■ EXERCISE GOAL ■
Could you copy every line from the material below in which "your" appears?
* Begin INFORMATION SUPPLIED *
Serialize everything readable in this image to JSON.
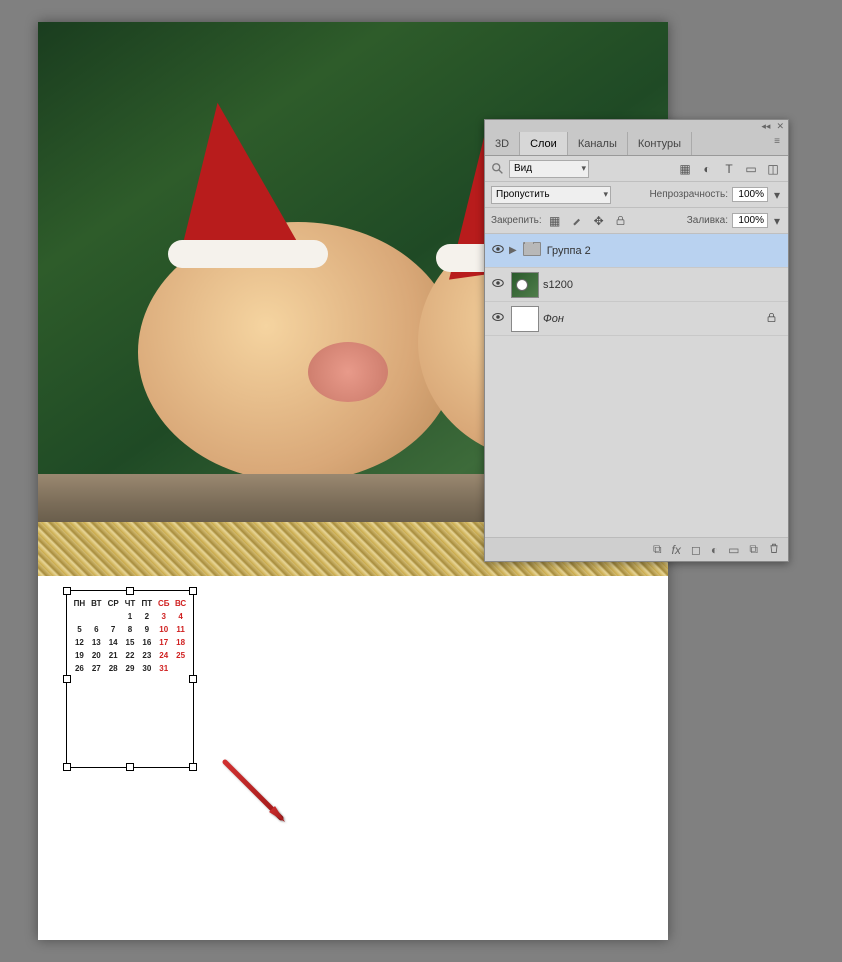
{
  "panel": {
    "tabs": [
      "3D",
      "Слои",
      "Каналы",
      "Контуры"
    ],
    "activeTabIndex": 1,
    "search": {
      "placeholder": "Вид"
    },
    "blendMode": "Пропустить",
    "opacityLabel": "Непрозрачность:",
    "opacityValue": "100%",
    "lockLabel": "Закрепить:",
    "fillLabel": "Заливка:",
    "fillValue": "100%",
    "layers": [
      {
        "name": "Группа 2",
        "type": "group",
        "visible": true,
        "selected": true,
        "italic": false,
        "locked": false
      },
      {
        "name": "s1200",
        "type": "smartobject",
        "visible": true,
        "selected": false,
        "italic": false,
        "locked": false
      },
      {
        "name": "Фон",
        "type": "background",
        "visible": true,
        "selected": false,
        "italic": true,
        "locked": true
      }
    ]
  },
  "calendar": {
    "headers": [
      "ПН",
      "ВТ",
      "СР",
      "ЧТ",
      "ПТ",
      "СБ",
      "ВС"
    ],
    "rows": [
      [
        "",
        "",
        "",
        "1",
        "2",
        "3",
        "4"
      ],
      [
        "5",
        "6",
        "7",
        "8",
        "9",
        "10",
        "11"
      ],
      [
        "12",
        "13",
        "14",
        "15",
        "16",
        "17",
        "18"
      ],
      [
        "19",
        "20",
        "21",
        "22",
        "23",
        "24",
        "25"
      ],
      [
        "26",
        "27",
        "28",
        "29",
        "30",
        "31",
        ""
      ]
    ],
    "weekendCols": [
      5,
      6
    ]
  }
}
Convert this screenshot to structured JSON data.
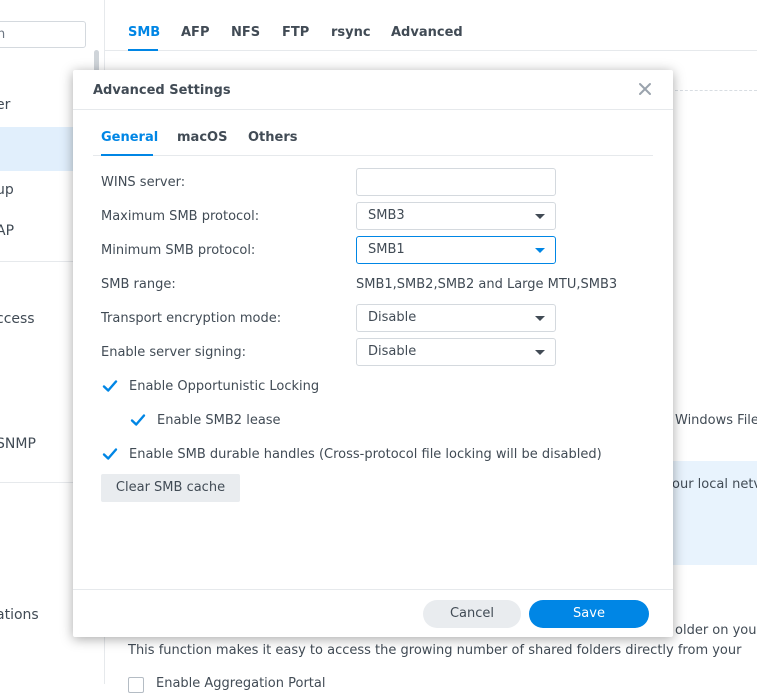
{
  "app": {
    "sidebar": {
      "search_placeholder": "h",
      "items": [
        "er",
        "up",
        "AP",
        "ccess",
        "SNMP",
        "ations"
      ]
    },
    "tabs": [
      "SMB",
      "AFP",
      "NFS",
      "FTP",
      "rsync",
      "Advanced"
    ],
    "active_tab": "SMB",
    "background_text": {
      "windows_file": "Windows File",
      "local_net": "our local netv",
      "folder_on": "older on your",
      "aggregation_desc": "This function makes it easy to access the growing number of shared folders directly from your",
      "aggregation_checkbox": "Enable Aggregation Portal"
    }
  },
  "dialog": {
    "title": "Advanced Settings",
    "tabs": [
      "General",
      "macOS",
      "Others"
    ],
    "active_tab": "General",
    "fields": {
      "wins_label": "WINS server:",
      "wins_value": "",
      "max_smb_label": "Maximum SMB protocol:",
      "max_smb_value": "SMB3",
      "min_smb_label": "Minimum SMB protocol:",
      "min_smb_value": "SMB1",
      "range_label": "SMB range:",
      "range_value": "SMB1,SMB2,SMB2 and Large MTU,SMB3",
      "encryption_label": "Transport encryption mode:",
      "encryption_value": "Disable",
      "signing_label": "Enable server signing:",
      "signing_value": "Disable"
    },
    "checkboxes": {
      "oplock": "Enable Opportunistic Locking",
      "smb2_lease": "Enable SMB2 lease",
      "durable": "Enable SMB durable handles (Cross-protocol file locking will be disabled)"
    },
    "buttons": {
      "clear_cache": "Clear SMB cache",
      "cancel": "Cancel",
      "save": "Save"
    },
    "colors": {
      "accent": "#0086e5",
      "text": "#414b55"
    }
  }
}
* End INFORMATION SUPPLIED *
* Begin INFORMATION SUPPLIED *
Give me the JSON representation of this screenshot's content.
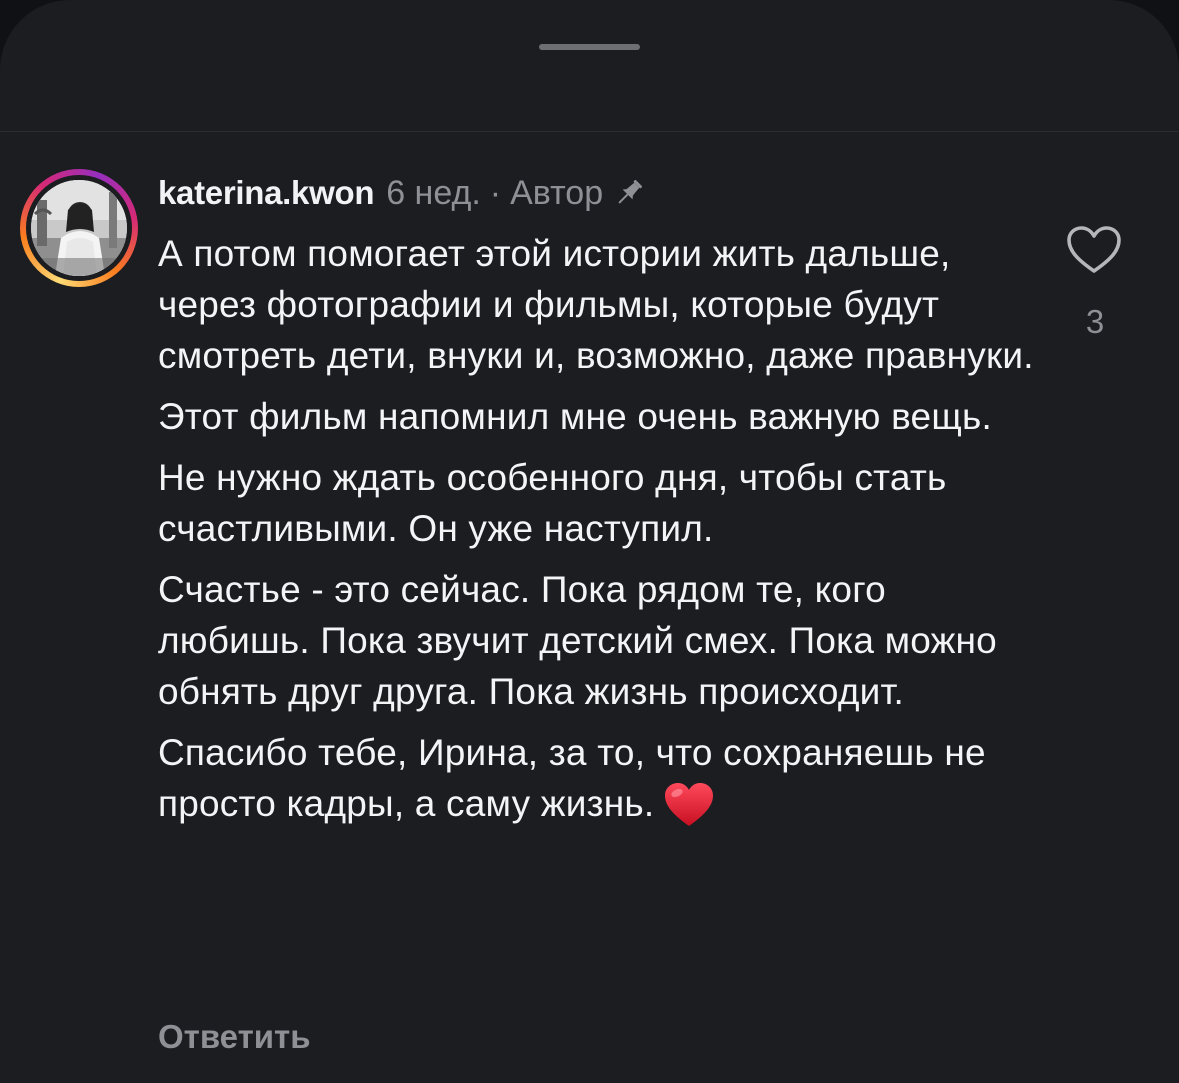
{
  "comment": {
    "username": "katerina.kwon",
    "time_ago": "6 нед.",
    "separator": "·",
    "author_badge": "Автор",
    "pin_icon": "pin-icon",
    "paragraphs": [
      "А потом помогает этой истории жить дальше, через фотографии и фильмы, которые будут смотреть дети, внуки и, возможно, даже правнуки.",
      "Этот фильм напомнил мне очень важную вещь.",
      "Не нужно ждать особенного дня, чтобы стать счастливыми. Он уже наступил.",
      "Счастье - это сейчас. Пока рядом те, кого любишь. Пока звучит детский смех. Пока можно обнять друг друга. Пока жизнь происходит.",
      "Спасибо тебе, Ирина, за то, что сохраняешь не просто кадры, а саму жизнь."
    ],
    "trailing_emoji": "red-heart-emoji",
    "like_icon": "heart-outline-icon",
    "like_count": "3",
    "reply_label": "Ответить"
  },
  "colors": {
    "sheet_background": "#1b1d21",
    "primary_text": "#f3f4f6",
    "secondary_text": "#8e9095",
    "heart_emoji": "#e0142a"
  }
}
* End INFORMATION SUPPLIED *
■ FULL SOLUTION ■
      "folder_on": "older on your",
      "aggregation_desc": "This function makes it easy to access the growing number of shared folders directly from your",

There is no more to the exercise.